(Data supplied)
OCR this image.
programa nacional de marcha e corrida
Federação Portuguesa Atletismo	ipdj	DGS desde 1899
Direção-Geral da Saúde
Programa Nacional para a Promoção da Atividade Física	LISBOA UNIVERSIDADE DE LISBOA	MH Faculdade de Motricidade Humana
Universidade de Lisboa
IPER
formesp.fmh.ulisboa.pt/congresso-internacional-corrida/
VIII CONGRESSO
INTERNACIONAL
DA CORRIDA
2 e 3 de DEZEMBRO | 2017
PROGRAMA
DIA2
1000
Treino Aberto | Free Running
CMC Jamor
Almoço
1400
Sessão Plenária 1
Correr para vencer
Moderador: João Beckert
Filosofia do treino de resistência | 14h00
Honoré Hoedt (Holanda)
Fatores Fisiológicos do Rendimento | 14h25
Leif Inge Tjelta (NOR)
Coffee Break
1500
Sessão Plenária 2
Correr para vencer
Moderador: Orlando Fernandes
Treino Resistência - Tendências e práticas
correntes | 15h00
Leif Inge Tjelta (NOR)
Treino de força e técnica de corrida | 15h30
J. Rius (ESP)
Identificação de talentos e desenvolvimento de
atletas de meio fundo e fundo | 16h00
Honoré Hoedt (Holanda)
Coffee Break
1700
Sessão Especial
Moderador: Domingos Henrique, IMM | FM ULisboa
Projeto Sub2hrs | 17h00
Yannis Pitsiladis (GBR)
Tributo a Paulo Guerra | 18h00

(Work instructions) Give an exact copy of all the data shown above.

(Solution)
OCR this image.
programa nacional de marcha e corrida
Federação Portuguesa Atletismo	ipdj	DGS desde 1899
Direção-Geral da Saúde
Programa Nacional para a Promoção da Atividade Física	LISBOA UNIVERSIDADE DE LISBOA	MH Faculdade de Motricidade Humana
Universidade de Lisboa
IPER
formesp.fmh.ulisboa.pt/congresso-internacional-corrida/
VIII CONGRESSO
INTERNACIONAL
DA CORRIDA
2 e 3 de DEZEMBRO | 2017
PROGRAMA
DIA2
1000
Treino Aberto | Free Running
CMC Jamor
Almoço
1400
Sessão Plenária 1
Correr para vencer
Moderador: João Beckert
Filosofia do treino de resistência | 14h00
Honoré Hoedt (Holanda)
Fatores Fisiológicos do Rendimento | 14h25
Leif Inge Tjelta (NOR)
Coffee Break
1500
Sessão Plenária 2
Correr para vencer
Moderador: Orlando Fernandes
Treino Resistência - Tendências e práticas
correntes | 15h00
Leif Inge Tjelta (NOR)
Treino de força e técnica de corrida | 15h30
J. Rius (ESP)
Identificação de talentos e desenvolvimento de
atletas de meio fundo e fundo | 16h00
Honoré Hoedt (Holanda)
Coffee Break
1700
Sessão Especial
Moderador: Domingos Henrique, IMM | FM ULisboa
Projeto Sub2hrs | 17h00
Yannis Pitsiladis (GBR)
Tributo a Paulo Guerra | 18h00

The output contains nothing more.